- _THE RECORDS_:
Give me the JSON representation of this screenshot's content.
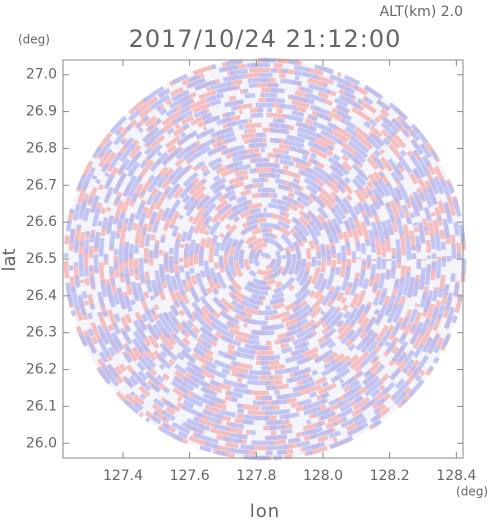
{
  "chart_data": {
    "type": "radar-field",
    "title": "2017/10/24 21:12:00",
    "annotation": "ALT(km) 2.0",
    "x_unit": "(deg)",
    "y_unit": "(deg)",
    "x_label": "lon",
    "y_label": "lat",
    "xlim": [
      127.22,
      128.42
    ],
    "xticks": [
      {
        "value": 127.4,
        "label": "127.4"
      },
      {
        "value": 127.6,
        "label": "127.6"
      },
      {
        "value": 127.8,
        "label": "127.8"
      },
      {
        "value": 128.0,
        "label": "128.0"
      },
      {
        "value": 128.2,
        "label": "128.2"
      },
      {
        "value": 128.4,
        "label": "128.4"
      }
    ],
    "ylim": [
      25.96,
      27.04
    ],
    "yticks": [
      {
        "value": 26.0,
        "label": "26.0"
      },
      26.1,
      26.2,
      26.3,
      26.4,
      26.5,
      26.6,
      26.7,
      26.8,
      26.9,
      {
        "value": 27.0,
        "label": "27.0"
      }
    ]
  }
}
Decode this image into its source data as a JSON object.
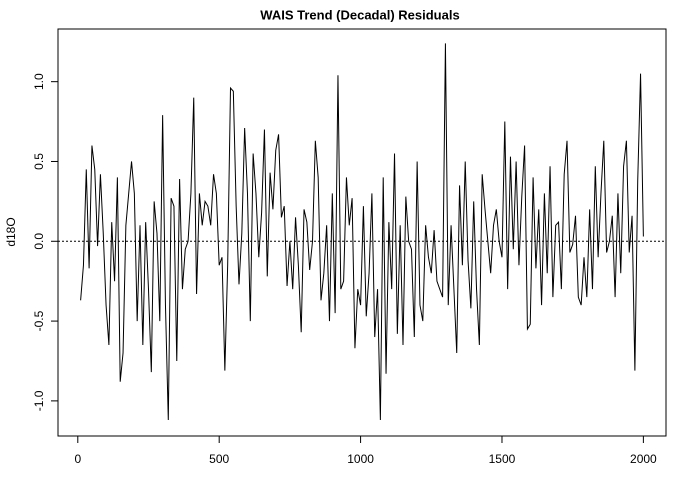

- _TASK TO CARRY OUT_: How many of the lines above include the word "this"? Respond with the number alone.

- _PROBLEM SOLUTION_: 2